===== Working data

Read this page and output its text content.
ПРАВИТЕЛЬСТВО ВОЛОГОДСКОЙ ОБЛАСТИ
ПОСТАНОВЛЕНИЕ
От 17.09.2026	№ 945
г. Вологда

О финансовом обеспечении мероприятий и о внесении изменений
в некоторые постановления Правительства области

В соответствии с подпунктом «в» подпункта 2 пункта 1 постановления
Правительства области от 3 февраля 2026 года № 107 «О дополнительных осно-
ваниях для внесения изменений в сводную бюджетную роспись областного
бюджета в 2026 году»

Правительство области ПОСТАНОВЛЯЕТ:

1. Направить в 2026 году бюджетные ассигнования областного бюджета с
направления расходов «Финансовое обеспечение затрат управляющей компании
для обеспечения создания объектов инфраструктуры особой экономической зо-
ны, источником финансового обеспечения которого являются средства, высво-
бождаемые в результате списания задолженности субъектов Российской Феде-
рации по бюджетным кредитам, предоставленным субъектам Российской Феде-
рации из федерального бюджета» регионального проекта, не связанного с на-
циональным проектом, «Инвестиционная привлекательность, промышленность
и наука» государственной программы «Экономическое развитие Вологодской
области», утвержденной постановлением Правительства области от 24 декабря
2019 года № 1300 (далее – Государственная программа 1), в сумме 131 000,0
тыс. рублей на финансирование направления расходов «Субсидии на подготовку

==========

- Problem description:
Write the listing out again, exactly as it reads.

- Solution for this problem:
Read this page and output its text content.
ПРАВИТЕЛЬСТВО ВОЛОГОДСКОЙ ОБЛАСТИ
ПОСТАНОВЛЕНИЕ
От 17.09.2026	№ 945
г. Вологда

О финансовом обеспечении мероприятий и о внесении изменений
в некоторые постановления Правительства области

В соответствии с подпунктом «в» подпункта 2 пункта 1 постановления
Правительства области от 3 февраля 2026 года № 107 «О дополнительных осно-
ваниях для внесения изменений в сводную бюджетную роспись областного
бюджета в 2026 году»

Правительство области ПОСТАНОВЛЯЕТ:

1. Направить в 2026 году бюджетные ассигнования областного бюджета с
направления расходов «Финансовое обеспечение затрат управляющей компании
для обеспечения создания объектов инфраструктуры особой экономической зо-
ны, источником финансового обеспечения которого являются средства, высво-
бождаемые в результате списания задолженности субъектов Российской Феде-
рации по бюджетным кредитам, предоставленным субъектам Российской Феде-
рации из федерального бюджета» регионального проекта, не связанного с на-
циональным проектом, «Инвестиционная привлекательность, промышленность
и наука» государственной программы «Экономическое развитие Вологодской
области», утвержденной постановлением Правительства области от 24 декабря
2019 года № 1300 (далее – Государственная программа 1), в сумме 131 000,0
тыс. рублей на финансирование направления расходов «Субсидии на подготовку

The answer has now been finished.